§ **Your task**
Look through the data below. Collect every line where the word "prevalence" occurs.

Figure data in JSON
§
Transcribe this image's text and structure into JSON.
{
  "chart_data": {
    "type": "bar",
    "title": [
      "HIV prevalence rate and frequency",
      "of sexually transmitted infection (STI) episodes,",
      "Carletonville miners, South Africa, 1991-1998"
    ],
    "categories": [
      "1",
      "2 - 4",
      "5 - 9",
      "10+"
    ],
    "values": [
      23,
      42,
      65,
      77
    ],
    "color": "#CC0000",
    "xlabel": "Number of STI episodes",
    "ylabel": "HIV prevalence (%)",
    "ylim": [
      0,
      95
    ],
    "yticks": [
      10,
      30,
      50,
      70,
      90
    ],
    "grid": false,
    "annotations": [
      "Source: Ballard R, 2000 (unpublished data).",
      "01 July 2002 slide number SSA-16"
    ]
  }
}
§
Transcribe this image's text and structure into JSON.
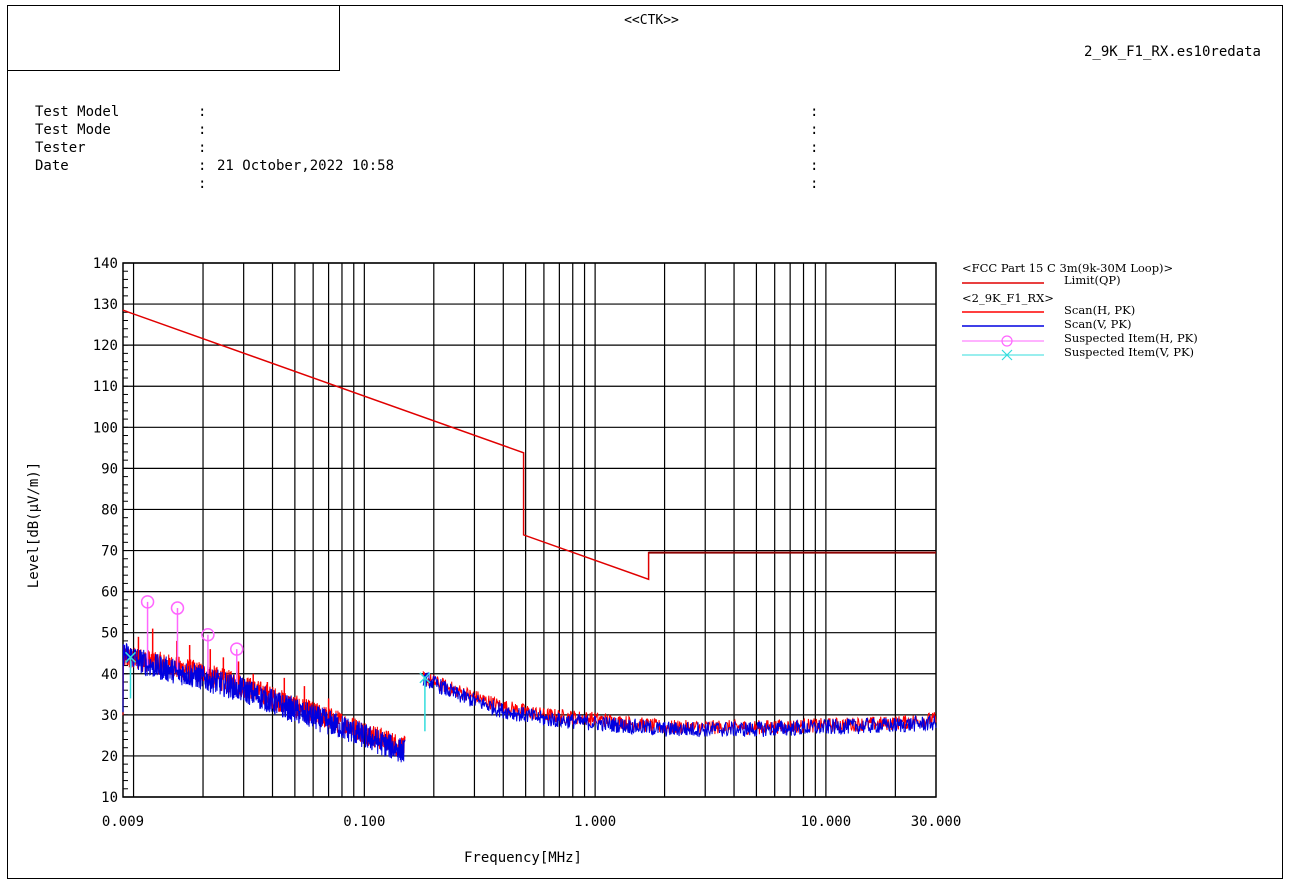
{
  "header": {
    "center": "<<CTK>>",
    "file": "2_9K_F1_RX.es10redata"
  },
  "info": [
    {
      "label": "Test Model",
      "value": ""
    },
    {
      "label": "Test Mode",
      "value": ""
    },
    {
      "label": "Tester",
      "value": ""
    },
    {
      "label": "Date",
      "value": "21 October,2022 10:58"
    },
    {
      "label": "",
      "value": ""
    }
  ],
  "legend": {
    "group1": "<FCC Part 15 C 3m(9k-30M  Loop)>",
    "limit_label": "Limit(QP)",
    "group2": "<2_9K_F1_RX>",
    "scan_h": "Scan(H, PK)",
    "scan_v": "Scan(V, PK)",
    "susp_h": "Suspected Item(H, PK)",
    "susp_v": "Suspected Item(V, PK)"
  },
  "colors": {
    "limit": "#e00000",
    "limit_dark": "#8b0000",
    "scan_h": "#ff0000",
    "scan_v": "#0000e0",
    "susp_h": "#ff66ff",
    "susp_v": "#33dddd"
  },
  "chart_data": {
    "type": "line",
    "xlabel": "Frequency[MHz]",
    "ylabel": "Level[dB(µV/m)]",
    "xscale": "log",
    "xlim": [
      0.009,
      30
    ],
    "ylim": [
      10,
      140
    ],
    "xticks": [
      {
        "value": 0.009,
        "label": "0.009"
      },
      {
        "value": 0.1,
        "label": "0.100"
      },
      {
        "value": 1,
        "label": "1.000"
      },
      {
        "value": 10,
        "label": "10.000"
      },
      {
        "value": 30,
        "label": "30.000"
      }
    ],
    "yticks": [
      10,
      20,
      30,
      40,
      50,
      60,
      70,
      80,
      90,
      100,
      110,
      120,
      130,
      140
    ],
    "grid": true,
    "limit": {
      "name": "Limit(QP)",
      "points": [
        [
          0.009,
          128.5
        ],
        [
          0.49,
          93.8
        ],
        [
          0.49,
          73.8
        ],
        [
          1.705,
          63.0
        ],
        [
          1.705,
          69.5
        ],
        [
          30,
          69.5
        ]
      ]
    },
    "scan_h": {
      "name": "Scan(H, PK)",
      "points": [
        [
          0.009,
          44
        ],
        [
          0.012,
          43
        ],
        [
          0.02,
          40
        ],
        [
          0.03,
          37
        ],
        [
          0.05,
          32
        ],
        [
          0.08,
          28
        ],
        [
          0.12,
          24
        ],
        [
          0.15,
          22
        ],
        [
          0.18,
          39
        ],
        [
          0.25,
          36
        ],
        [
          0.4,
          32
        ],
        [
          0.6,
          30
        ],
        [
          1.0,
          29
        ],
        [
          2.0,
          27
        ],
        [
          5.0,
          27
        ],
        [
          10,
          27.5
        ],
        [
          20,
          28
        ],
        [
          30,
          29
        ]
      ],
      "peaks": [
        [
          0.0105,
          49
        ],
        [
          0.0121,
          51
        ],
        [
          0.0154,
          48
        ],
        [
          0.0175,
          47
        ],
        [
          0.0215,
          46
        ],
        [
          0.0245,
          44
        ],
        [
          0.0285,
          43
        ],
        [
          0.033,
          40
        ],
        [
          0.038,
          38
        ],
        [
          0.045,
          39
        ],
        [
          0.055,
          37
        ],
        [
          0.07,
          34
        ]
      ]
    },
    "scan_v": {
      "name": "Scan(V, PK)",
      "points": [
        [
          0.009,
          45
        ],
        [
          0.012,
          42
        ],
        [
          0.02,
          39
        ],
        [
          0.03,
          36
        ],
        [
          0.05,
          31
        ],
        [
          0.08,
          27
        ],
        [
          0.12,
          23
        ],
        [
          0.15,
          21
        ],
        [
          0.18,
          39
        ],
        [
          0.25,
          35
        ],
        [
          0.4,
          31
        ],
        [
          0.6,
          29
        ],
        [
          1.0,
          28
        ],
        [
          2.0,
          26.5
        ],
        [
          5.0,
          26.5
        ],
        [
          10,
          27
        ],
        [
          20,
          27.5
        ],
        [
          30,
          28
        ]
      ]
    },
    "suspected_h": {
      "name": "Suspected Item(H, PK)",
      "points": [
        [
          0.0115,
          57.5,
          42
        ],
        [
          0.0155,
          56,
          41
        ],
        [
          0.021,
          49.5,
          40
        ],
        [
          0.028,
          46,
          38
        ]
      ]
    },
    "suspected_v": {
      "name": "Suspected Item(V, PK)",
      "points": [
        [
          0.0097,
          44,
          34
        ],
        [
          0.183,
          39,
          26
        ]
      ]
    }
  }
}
§
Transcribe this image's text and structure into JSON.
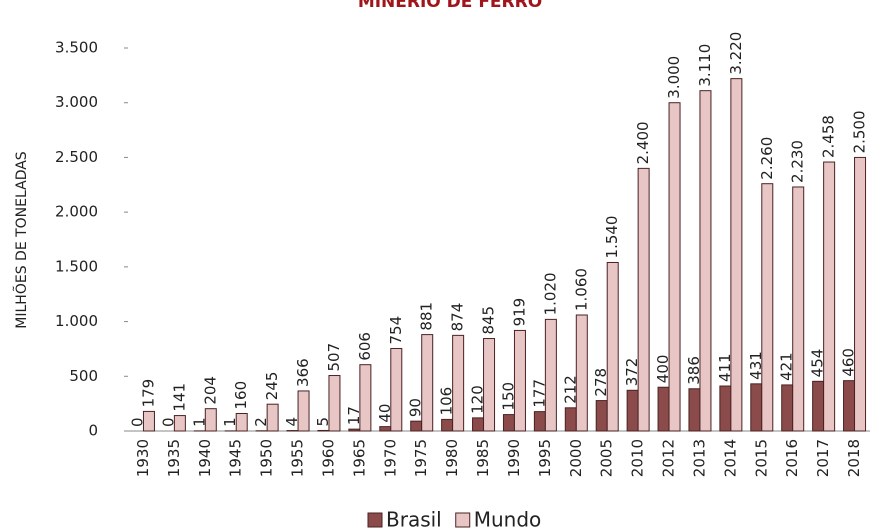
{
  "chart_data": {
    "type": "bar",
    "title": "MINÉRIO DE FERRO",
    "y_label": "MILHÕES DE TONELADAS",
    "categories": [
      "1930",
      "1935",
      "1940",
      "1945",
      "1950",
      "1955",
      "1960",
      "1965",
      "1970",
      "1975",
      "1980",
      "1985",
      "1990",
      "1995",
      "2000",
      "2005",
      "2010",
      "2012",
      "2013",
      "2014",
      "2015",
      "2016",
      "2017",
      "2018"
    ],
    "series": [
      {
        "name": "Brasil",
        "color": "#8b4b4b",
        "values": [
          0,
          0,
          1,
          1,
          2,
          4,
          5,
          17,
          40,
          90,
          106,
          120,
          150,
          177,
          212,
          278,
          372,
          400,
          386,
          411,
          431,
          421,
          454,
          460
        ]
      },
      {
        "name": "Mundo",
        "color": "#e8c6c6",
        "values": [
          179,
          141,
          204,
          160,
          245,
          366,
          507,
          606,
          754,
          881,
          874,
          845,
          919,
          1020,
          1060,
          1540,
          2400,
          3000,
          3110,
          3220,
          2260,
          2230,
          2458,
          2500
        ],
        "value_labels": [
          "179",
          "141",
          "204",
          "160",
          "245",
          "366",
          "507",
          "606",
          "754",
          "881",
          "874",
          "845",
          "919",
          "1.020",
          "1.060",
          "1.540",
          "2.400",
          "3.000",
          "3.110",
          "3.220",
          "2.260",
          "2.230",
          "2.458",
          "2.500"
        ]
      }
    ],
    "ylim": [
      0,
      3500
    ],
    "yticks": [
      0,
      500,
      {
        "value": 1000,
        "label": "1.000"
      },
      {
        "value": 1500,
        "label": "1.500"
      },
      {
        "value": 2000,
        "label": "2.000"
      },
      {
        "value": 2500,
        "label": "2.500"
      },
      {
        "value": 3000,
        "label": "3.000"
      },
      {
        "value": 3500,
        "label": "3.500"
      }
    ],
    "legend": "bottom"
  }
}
§
§ **Reply**
      "HIV prevalence rate and frequency",
    "ylabel": "HIV prevalence (%)",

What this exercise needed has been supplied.